Он дал отбой и красными от бессонницы глазами еще раз оглядел карту. Все, кажется, намечено правильно. Если танки, допустим, и пройдут внешнюю и даже основную линию обороны, они, как миленькие, окажутся под огнем батарей, поставленных за хутором Терны. Два орудия в каждом секторе готовы выехать вперед, встретить танки в движении. Поспать бы. Да где уж теперь. Впрочем, все как будто подготовлено, встретим с честью. А как наблюдатели? Батарейные пункты вот здесь, на крышах, главный — на колокольне. Обзор хороший, видна вся местность перед линиями обороны. Да, да, вспомнил, надо узнать — выкопаны ли рвы, препятствия для танков?

Из штаба саперных частей сонный голос ответил, что рвы не отрыты: не успели, да и неизвестны точные габариты машин. [213]

Начальник развернул перед собой лист миллиметровки, но едва склонил над ней голову, подпертую рукой, — мгновенно уснул. Во сне он по-новому размещал свои батареи, открывал какие-то невероятные способы уничтожения этих неведомых броневых чудовищ. Он знал эти способы, он только забыл какую-то деталь, какую-то мелочь, от которой зависел весь его план. Мучительно пытаясь вспомнить ее, он орудовал лопатой, копал громадные волчьи ямы, но к хутору уже подползали эти машины, зловещие и неумолимые. Одна из них выставила на него орудие, — он видит дуло, надо двинуться, надо отвести этот черный рот, но он не в силах пошевелиться. Раздается грозный удар, и начальник артиллерии быстро открывает глаза.

Первый выстрел со стороны белых. Значит — началось. Он нахлобучивает фуражку и выходит из хаты. Еще темно. Предрассветный ветерок холодит лицо. Наблюдатели докладывают: «Со стороны противника доносится шум моторов и грохот железа». Понятно: танки идут. Свинство все-таки, что не успели отрыть рвы...

У всех орудий копошатся люди, наводчики опять и опять проверяют приборы. На наблюдательных пунктах все замерли: напрягая слух и зрение, улавливают каждый звук, долетающий из расположения противника.

=======

= Что сделать =
#1 Определите, согласуются ли с отрывком о начальнике артиллерии выше утверждения (a) «Главный наблюдательный пункт находится на колокольне», (b) «К началу боя рвы против танков были выкопаны» и (c) «Начальник уснул над листом миллиметровки». Для каждого ответьте «да» или «нет» и дословно приведите решающие слова отрывка.
#2 Продолжите, пожалуйста, отрывок о начальнике артиллерии, начиная сразу после его последнего предложения.

=======

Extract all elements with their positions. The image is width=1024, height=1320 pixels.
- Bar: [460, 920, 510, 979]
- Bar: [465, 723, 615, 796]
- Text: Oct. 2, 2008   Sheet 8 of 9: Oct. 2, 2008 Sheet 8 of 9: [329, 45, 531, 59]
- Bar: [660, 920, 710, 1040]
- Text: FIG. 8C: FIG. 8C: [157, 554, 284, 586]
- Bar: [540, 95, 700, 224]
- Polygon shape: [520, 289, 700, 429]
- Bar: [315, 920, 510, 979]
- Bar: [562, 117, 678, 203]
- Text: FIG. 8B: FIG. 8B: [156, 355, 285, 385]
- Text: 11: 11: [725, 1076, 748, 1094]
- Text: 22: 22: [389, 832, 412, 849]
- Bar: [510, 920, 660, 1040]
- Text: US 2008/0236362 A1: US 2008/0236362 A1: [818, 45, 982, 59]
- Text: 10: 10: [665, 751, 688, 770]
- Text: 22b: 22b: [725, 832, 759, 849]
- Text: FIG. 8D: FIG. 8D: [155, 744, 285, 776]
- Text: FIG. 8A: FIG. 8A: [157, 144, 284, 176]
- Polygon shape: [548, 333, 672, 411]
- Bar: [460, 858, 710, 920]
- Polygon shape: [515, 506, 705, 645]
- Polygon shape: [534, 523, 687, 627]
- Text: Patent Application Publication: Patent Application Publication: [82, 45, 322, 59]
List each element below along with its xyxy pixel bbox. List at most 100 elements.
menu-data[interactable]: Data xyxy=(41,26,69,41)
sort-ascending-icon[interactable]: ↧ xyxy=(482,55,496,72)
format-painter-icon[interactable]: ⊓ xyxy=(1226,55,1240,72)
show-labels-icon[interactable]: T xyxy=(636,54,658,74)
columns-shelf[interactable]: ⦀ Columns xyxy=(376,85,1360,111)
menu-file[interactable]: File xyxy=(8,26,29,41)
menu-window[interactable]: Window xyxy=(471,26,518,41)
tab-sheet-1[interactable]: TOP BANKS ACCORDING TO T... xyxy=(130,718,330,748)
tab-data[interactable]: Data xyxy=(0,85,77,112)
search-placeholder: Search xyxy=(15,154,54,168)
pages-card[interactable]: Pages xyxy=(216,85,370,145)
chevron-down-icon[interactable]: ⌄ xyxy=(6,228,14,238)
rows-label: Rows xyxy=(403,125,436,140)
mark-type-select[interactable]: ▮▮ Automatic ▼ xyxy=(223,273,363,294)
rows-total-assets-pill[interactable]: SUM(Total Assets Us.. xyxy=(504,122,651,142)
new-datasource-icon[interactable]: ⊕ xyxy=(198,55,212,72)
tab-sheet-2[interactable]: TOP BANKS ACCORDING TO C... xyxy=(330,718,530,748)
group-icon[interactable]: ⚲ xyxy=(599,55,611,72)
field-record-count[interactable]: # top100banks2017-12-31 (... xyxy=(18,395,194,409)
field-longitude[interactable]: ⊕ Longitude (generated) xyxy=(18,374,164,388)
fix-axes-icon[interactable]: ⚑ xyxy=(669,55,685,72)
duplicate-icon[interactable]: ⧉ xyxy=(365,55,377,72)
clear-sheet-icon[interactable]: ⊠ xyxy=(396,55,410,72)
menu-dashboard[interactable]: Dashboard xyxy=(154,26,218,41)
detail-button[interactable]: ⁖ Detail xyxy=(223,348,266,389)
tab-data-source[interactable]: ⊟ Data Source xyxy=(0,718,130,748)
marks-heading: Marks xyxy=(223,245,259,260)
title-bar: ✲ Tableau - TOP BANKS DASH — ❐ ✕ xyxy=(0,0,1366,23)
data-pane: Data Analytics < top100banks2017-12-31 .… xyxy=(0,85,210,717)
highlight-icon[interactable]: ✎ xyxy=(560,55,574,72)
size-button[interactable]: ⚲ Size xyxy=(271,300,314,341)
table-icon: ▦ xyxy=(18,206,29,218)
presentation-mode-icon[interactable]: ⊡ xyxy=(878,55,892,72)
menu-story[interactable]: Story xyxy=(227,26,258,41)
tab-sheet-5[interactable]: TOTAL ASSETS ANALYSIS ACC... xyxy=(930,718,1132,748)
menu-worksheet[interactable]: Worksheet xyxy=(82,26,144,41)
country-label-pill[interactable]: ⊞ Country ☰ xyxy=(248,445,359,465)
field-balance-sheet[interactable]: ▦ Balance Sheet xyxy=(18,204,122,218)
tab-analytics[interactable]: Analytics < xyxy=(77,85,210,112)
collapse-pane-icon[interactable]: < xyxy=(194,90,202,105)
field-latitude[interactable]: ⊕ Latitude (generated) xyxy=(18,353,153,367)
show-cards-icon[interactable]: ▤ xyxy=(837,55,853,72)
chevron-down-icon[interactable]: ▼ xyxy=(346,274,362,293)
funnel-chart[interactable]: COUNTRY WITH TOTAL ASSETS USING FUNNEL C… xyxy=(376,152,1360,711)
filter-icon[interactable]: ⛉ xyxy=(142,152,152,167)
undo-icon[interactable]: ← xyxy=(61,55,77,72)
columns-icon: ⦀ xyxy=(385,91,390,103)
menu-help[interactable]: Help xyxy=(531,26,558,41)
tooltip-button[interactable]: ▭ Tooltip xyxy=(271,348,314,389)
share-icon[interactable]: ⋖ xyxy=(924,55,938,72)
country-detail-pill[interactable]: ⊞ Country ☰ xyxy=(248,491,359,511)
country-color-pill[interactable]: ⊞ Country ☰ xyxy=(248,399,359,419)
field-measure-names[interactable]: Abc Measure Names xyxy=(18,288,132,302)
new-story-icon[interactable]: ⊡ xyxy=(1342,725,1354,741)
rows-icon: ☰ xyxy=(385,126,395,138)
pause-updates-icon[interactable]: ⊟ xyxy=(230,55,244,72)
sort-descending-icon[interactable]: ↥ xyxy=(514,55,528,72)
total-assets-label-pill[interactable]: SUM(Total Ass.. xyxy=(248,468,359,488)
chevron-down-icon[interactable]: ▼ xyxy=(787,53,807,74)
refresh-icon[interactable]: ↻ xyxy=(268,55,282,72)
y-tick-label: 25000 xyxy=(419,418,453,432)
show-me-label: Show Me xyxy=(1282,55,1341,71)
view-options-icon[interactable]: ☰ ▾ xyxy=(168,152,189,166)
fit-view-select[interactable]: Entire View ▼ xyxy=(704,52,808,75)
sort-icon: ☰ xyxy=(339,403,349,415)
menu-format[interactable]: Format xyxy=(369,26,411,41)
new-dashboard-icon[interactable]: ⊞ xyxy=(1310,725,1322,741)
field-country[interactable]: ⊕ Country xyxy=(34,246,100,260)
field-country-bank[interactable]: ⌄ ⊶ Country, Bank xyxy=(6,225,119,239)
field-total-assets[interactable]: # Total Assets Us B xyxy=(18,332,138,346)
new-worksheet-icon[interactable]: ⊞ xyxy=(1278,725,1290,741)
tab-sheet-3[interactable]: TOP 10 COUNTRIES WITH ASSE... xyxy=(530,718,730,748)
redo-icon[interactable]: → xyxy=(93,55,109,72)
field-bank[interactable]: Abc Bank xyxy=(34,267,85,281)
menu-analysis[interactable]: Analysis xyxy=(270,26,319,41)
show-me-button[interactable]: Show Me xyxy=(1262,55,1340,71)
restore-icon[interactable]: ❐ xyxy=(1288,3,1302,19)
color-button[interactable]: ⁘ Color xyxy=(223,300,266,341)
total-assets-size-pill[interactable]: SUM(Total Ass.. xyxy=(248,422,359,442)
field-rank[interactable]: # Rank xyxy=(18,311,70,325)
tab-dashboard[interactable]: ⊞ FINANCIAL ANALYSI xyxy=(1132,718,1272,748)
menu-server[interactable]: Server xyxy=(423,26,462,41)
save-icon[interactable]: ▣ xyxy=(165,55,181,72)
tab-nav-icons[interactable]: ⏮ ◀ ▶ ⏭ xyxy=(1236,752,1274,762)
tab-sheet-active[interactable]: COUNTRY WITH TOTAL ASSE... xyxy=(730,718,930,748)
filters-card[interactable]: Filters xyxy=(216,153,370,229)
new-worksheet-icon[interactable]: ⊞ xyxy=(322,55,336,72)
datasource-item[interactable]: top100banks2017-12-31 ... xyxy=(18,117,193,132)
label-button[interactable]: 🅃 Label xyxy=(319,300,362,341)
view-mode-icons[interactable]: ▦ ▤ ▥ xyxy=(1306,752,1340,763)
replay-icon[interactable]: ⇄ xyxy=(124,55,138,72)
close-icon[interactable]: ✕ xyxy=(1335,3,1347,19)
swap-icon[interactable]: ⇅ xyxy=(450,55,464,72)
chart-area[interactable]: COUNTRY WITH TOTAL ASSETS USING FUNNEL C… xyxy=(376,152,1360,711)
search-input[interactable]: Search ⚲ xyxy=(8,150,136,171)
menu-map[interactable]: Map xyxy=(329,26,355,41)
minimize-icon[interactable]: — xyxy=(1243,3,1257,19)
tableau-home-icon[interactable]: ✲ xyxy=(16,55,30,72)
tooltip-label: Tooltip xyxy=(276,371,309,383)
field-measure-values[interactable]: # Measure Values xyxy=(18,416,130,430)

=======

= Ответы к заданиям =
#1
(a) Да: «главный — на колокольне».
(b) Нет: «рвы не отрыты».
(c) Да: «едва склонил над ней голову, подпертую рукой, — мгновенно уснул».

#2
В темноте еще не видно никакого движения. Но оно идет, где-то там в утренней мгле накапливаются силы, ползут машины смерти. Первый залп врангелевских орудий явился сигналом, увертюрой. Теперь звуки нарастают, умножаются, сливаются в адскую какофонию, от которой вздрагивает земля. Взрывы тяжелыми волнами отдаются в ушах. Люди открывают рты, чтобы не оглохнуть. Орудия противника расчищают дорогу танкам, стремятся подавить на плацдарме жизнь, способность сопротивляться.

Атака надвигается вплотную.

Огневой вал перекатился над линиями окопов и вот уже неистовствует дальше, оставляя за собой груды земли, как будто поднятой безумным пахарем. Это неприятельская артиллерия переносит свой огонь в глубь плацдарма, нащупывает батареи. Они еще молчат, не обнаруживая себя.

В темноте со свистом и ревом пролетают снаряды. Вспыхивают огненные фонтаны, взвиваются столбы дыма, земли, осколков, человеческих тел. Смерть и разрушение. Вся живая сила ушла в землю.

В окопах передней линия царит нервное ожидание атаки, ожидание врага, физического соприкосновения с ним. Осторожно выползают из убежищ красноармейцы, подходят к бойницам, напряженно вглядываются в темноту. Грохот и лязг приближается. Спокойствие, и еще раз спокойствие! Из темноты возникают незнакомые контуры машин. Их тупые морды задраны кверху. Скрежещут стальные гусеницы, подминая под себя проволоку, колья, заграждения. Они приближаются. Без паники, товарищи! Оставаться на местах, не лезть на рожон.

Покачиваясь, поводя пулеметами и пушками, танки наползают на окоп. Они не встречают сопротивления, — очевидно, окопы пусты. Танки неуклюже переваливают через ров и ползут дальше. В сотне метров за ними движется белая пехота... [214]

Танк, говорили белогвардейские генералы, решит судьбу красных, не знакомых с этой мощной машиной и не умеющих обороняться от нее. Что противопоставит Красная армия этим подвижным крепостям, которые бегут по полю сражения, прокладывая бронированным тараном коридоры в проволочных заграждениях, в окопах, в рядах войск? Что противопоставят красные танкам — этой артиллерии, способной итти впереди пехоты? Ничего и ничего! Им останется поднять руки, сдаться или погибнуть под стальными гусеницами. Сражение при Каховке будет такой же победной страницей в истории танка, что и сражение при Камбрэ.

«За встречу в Каховке!» пили врангелевские офицеры накануне наступления. Они уже видели себя хозяевами днепровских переправ, за которыми открывался путь на Украину и дальше — в глубь России, к золотым маковкам московских церквей.

* * *

...Когда танки миновали первый окоп, следом устремились цепи врангелевской пехоты, недружной и вялой. Тут были юнкерские отряды, немецкие колонисты, бородачи-хлеборобы, насильно поднятые с земли.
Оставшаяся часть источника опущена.